» **REQUIRED TASK**
Repeat all of the records verbatim.
::: GIVEN ENTRIES
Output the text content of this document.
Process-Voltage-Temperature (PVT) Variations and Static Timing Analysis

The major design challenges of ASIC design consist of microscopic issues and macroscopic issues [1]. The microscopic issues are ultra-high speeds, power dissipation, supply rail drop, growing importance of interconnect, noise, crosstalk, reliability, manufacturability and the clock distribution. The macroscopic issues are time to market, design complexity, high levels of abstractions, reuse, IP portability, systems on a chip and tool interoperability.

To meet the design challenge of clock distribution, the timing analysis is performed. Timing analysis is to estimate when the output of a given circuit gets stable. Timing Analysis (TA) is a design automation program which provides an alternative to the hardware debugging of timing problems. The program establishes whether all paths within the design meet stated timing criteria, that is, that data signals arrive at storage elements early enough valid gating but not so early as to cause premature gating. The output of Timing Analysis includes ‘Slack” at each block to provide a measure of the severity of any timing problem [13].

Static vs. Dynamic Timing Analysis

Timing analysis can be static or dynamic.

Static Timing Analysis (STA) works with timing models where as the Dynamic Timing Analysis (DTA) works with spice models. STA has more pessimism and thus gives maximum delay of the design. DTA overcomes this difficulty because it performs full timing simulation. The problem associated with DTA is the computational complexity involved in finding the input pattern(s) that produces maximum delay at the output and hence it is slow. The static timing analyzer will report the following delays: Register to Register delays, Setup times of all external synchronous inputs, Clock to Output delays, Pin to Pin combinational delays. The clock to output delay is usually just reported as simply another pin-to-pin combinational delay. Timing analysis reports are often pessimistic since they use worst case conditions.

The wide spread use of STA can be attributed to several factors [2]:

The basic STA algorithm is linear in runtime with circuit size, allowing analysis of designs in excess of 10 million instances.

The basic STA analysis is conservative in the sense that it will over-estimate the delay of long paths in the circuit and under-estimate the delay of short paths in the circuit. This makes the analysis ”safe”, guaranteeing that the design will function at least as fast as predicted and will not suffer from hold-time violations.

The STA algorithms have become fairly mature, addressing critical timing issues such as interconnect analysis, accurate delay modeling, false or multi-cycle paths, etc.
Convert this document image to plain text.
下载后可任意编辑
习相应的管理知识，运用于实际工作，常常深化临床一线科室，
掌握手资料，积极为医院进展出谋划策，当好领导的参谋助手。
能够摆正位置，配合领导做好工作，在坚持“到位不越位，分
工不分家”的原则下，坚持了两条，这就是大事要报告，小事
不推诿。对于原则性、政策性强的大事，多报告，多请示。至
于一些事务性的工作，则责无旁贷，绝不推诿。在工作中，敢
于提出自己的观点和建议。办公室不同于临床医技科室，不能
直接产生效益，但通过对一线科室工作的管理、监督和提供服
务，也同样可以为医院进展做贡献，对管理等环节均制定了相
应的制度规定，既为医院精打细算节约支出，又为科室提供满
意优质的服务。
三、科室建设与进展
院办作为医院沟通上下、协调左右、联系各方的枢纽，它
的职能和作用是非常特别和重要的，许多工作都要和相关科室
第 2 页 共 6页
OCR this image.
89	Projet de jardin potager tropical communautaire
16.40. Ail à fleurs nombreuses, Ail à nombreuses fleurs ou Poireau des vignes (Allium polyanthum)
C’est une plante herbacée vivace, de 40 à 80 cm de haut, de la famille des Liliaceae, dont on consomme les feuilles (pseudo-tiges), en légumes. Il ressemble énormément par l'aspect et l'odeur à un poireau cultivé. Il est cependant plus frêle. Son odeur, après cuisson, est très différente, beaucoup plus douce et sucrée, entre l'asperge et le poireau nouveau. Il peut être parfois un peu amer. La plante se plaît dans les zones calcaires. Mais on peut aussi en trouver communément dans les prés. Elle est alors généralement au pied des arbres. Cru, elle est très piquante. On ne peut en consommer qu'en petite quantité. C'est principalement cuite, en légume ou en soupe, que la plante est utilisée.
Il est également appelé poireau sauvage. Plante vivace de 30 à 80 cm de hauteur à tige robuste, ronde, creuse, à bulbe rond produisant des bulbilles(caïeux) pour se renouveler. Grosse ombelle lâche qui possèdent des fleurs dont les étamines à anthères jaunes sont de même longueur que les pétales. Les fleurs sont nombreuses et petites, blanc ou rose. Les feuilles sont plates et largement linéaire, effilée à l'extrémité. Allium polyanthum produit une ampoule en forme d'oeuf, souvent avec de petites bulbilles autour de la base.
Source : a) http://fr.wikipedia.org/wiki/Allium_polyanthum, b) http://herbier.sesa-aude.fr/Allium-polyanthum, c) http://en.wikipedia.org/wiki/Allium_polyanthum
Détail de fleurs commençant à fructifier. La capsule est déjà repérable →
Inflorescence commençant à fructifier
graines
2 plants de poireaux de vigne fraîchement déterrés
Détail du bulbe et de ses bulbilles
::::::
» **SOLUTION**
Output the text content of this document.
Process-Voltage-Temperature (PVT) Variations and Static Timing Analysis

The major design challenges of ASIC design consist of microscopic issues and macroscopic issues [1]. The microscopic issues are ultra-high speeds, power dissipation, supply rail drop, growing importance of interconnect, noise, crosstalk, reliability, manufacturability and the clock distribution. The macroscopic issues are time to market, design complexity, high levels of abstractions, reuse, IP portability, systems on a chip and tool interoperability.

To meet the design challenge of clock distribution, the timing analysis is performed. Timing analysis is to estimate when the output of a given circuit gets stable. Timing Analysis (TA) is a design automation program which provides an alternative to the hardware debugging of timing problems. The program establishes whether all paths within the design meet stated timing criteria, that is, that data signals arrive at storage elements early enough valid gating but not so early as to cause premature gating. The output of Timing Analysis includes ‘Slack” at each block to provide a measure of the severity of any timing problem [13].

Static vs. Dynamic Timing Analysis

Timing analysis can be static or dynamic.

Static Timing Analysis (STA) works with timing models where as the Dynamic Timing Analysis (DTA) works with spice models. STA has more pessimism and thus gives maximum delay of the design. DTA overcomes this difficulty because it performs full timing simulation. The problem associated with DTA is the computational complexity involved in finding the input pattern(s) that produces maximum delay at the output and hence it is slow. The static timing analyzer will report the following delays: Register to Register delays, Setup times of all external synchronous inputs, Clock to Output delays, Pin to Pin combinational delays. The clock to output delay is usually just reported as simply another pin-to-pin combinational delay. Timing analysis reports are often pessimistic since they use worst case conditions.

The wide spread use of STA can be attributed to several factors [2]:

The basic STA algorithm is linear in runtime with circuit size, allowing analysis of designs in excess of 10 million instances.

The basic STA analysis is conservative in the sense that it will over-estimate the delay of long paths in the circuit and under-estimate the delay of short paths in the circuit. This makes the analysis ”safe”, guaranteeing that the design will function at least as fast as predicted and will not suffer from hold-time violations.

The STA algorithms have become fairly mature, addressing critical timing issues such as interconnect analysis, accurate delay modeling, false or multi-cycle paths, etc.
Convert this document image to plain text.
下载后可任意编辑
习相应的管理知识，运用于实际工作，常常深化临床一线科室，
掌握手资料，积极为医院进展出谋划策，当好领导的参谋助手。
能够摆正位置，配合领导做好工作，在坚持“到位不越位，分
工不分家”的原则下，坚持了两条，这就是大事要报告，小事
不推诿。对于原则性、政策性强的大事，多报告，多请示。至
于一些事务性的工作，则责无旁贷，绝不推诿。在工作中，敢
于提出自己的观点和建议。办公室不同于临床医技科室，不能
直接产生效益，但通过对一线科室工作的管理、监督和提供服
务，也同样可以为医院进展做贡献，对管理等环节均制定了相
应的制度规定，既为医院精打细算节约支出，又为科室提供满
意优质的服务。
三、科室建设与进展
院办作为医院沟通上下、协调左右、联系各方的枢纽，它
的职能和作用是非常特别和重要的，许多工作都要和相关科室
第 2 页 共 6页
OCR this image.
89	Projet de jardin potager tropical communautaire
16.40. Ail à fleurs nombreuses, Ail à nombreuses fleurs ou Poireau des vignes (Allium polyanthum)
C’est une plante herbacée vivace, de 40 à 80 cm de haut, de la famille des Liliaceae, dont on consomme les feuilles (pseudo-tiges), en légumes. Il ressemble énormément par l'aspect et l'odeur à un poireau cultivé. Il est cependant plus frêle. Son odeur, après cuisson, est très différente, beaucoup plus douce et sucrée, entre l'asperge et le poireau nouveau. Il peut être parfois un peu amer. La plante se plaît dans les zones calcaires. Mais on peut aussi en trouver communément dans les prés. Elle est alors généralement au pied des arbres. Cru, elle est très piquante. On ne peut en consommer qu'en petite quantité. C'est principalement cuite, en légume ou en soupe, que la plante est utilisée.
Il est également appelé poireau sauvage. Plante vivace de 30 à 80 cm de hauteur à tige robuste, ronde, creuse, à bulbe rond produisant des bulbilles(caïeux) pour se renouveler. Grosse ombelle lâche qui possèdent des fleurs dont les étamines à anthères jaunes sont de même longueur que les pétales. Les fleurs sont nombreuses et petites, blanc ou rose. Les feuilles sont plates et largement linéaire, effilée à l'extrémité. Allium polyanthum produit une ampoule en forme d'oeuf, souvent avec de petites bulbilles autour de la base.
Source : a) http://fr.wikipedia.org/wiki/Allium_polyanthum, b) http://herbier.sesa-aude.fr/Allium-polyanthum, c) http://en.wikipedia.org/wiki/Allium_polyanthum
Détail de fleurs commençant à fructifier. La capsule est déjà repérable →
Inflorescence commençant à fructifier
graines
2 plants de poireaux de vigne fraîchement déterrés
Détail du bulbe et de ses bulbilles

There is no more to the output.